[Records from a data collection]
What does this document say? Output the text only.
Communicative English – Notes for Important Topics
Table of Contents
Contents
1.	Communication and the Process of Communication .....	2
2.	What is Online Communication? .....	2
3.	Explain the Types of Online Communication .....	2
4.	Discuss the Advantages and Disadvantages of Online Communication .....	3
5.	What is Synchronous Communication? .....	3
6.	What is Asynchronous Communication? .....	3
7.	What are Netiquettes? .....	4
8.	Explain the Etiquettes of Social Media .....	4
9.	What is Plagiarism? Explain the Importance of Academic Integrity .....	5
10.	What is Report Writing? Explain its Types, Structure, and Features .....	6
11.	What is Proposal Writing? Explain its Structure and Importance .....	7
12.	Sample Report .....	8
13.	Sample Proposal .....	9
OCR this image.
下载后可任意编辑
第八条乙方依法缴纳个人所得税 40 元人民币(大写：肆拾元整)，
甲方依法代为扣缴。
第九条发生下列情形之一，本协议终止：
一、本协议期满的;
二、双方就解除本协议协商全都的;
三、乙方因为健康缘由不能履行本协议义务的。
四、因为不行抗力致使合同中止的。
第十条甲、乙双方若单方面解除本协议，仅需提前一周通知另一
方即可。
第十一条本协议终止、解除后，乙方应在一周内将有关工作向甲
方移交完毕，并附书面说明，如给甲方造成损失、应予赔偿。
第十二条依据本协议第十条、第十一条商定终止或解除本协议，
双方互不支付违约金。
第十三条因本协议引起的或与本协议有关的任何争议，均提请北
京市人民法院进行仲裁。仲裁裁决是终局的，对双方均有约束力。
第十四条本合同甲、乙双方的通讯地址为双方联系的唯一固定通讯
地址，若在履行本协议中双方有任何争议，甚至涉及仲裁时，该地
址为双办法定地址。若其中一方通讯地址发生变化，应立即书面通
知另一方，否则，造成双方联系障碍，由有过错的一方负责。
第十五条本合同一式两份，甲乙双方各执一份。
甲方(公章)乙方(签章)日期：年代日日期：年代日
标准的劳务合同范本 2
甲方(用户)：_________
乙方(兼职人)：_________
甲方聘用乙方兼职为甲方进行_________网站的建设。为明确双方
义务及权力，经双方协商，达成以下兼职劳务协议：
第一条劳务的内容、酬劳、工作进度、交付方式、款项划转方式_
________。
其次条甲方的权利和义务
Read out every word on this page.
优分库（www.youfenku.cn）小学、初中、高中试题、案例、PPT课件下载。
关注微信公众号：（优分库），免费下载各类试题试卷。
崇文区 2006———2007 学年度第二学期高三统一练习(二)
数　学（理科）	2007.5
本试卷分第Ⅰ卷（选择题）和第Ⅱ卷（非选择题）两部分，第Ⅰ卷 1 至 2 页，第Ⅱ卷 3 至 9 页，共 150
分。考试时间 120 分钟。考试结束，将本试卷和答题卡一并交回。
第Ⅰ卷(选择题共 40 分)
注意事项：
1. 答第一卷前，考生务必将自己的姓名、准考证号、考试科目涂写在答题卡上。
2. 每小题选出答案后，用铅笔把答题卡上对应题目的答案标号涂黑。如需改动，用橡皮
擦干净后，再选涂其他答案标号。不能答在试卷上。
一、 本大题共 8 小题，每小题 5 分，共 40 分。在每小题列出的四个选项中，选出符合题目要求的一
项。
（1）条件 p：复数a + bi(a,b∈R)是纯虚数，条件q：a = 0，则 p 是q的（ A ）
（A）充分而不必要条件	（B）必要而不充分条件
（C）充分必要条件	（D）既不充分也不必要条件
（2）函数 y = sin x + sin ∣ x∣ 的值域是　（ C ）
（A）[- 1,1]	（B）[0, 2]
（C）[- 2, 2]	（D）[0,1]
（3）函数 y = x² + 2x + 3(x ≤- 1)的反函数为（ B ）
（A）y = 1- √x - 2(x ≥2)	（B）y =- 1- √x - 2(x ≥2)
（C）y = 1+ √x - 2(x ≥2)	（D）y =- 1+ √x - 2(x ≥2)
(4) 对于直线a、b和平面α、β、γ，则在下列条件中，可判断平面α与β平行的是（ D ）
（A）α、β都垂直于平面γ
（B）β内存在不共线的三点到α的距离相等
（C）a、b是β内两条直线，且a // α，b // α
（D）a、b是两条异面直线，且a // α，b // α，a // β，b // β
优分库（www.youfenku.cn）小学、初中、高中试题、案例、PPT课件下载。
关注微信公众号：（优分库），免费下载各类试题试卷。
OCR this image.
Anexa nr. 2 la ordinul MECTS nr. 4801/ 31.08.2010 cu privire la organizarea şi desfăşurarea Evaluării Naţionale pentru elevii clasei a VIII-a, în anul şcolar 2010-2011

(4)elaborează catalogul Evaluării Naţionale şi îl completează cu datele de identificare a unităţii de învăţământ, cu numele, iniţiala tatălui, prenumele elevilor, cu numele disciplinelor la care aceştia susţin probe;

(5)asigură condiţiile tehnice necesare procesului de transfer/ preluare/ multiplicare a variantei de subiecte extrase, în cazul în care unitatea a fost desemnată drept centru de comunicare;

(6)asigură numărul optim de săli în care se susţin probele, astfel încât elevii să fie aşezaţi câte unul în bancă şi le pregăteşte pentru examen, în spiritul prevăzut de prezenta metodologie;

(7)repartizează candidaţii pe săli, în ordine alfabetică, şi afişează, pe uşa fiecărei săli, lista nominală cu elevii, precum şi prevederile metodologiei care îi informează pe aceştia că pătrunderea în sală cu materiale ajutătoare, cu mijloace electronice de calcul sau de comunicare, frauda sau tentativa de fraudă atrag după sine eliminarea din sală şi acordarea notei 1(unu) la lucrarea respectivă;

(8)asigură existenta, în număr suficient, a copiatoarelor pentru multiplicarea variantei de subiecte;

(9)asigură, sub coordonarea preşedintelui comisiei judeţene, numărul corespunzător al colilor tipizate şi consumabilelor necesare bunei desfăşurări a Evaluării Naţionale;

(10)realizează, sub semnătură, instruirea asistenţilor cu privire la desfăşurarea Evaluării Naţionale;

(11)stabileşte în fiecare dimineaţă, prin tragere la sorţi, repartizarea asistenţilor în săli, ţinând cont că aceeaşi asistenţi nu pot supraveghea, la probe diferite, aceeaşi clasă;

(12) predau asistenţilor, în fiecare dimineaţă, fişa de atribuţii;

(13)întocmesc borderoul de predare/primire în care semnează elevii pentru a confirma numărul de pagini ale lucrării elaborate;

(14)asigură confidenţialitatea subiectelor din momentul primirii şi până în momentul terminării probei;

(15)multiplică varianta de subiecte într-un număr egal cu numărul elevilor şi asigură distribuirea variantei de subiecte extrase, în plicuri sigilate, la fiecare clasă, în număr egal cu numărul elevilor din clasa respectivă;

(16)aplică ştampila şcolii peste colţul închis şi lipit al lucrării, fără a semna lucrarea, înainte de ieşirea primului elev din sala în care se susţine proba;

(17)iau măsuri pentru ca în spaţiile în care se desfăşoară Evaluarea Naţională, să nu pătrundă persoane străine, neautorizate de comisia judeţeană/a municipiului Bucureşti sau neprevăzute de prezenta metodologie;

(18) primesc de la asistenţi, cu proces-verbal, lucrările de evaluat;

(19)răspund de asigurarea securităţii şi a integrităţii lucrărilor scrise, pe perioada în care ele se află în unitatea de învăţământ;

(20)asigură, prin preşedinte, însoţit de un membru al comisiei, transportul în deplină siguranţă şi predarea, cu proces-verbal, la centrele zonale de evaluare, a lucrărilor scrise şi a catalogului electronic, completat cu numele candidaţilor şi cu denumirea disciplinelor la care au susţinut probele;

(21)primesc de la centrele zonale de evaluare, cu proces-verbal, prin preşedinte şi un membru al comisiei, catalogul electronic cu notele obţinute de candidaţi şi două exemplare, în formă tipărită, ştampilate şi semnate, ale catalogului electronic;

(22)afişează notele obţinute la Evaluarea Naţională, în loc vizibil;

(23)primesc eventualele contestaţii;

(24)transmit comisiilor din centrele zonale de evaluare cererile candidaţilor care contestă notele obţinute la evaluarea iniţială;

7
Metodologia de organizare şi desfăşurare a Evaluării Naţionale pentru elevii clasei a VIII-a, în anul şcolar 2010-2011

What needs to be done>
Find each line holding the word "Types" and copy it.

Finished task>
3.	Explain the Types of Online Communication .....	2
10.	What is Report Writing? Explain its Types, Structure, and Features .....	6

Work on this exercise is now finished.